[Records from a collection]
***

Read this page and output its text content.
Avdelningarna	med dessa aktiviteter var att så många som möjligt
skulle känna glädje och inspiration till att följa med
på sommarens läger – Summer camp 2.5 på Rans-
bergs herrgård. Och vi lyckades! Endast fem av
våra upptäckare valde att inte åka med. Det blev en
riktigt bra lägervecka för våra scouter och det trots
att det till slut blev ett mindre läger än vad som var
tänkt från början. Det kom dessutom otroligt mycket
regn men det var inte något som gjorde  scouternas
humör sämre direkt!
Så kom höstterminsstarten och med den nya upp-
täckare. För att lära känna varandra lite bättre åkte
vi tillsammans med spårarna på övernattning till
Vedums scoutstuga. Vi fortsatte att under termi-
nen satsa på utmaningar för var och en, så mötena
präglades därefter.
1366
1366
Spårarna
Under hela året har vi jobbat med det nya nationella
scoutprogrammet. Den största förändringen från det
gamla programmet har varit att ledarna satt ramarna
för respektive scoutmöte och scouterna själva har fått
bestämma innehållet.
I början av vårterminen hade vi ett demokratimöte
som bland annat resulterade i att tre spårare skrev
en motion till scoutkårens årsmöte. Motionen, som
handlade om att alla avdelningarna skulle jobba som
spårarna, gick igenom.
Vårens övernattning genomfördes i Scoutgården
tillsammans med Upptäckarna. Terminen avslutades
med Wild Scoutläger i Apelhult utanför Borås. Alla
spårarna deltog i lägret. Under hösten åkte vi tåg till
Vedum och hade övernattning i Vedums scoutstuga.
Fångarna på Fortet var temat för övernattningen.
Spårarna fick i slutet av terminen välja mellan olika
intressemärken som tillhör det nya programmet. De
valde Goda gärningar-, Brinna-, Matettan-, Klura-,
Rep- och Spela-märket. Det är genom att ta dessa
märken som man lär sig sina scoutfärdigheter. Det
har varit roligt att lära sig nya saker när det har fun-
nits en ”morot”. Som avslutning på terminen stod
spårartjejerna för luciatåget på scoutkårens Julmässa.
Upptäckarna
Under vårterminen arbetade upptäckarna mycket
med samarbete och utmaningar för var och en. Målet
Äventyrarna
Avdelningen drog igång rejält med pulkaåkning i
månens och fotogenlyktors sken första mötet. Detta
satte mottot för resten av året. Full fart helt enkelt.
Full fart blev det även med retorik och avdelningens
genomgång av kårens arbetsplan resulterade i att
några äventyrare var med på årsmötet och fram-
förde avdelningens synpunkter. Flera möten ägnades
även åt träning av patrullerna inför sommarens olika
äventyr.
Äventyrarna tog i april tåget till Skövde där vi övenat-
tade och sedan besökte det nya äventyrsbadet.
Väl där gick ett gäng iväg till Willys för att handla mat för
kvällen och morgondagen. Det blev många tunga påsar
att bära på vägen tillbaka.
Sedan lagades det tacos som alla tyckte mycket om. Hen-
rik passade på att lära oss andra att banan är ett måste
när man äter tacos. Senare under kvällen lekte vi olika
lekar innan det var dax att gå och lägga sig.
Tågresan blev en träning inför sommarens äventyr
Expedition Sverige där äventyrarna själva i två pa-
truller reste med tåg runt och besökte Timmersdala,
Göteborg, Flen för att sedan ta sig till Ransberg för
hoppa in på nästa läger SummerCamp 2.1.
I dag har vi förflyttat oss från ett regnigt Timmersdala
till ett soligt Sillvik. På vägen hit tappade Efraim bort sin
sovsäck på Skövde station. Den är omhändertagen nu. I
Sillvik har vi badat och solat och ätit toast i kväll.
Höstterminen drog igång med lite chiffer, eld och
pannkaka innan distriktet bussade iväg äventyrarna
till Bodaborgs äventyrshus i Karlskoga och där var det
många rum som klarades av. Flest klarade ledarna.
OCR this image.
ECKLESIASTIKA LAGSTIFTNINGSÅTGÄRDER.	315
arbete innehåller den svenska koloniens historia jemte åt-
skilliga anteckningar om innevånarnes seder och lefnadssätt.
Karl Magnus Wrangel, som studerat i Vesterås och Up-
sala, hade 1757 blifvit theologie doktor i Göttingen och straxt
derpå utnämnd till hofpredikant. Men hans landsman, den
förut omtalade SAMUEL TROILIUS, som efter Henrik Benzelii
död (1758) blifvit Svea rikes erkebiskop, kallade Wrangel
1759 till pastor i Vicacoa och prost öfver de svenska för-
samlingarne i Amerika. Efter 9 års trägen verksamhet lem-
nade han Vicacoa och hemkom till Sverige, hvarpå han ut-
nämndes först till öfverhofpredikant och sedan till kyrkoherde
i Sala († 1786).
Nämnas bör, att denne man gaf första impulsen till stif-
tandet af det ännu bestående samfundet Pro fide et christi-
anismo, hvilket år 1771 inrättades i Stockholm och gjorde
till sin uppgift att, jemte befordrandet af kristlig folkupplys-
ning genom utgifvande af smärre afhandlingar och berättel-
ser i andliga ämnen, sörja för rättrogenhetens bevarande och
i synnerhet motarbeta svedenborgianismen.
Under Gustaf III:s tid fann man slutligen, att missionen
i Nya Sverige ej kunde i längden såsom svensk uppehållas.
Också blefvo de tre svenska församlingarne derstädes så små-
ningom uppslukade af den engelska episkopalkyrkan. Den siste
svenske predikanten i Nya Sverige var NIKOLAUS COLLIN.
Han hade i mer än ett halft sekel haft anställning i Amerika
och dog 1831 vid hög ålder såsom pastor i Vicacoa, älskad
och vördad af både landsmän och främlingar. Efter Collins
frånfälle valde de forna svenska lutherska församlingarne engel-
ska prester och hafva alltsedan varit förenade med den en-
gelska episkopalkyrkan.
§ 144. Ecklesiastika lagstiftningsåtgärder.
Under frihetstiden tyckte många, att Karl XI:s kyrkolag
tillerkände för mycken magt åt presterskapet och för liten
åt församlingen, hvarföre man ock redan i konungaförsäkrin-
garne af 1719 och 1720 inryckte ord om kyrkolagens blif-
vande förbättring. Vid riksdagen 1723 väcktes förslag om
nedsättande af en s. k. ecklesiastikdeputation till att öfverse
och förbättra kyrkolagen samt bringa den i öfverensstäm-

***

* **Task description**: Which lines above hold the string "Sillvik"? Copy every one of them.

* **Response below**:
till ett soligt Sillvik. På vägen hit tappade Efraim bort sin
Sillvik har vi badat och solat och ätit toast i kväll.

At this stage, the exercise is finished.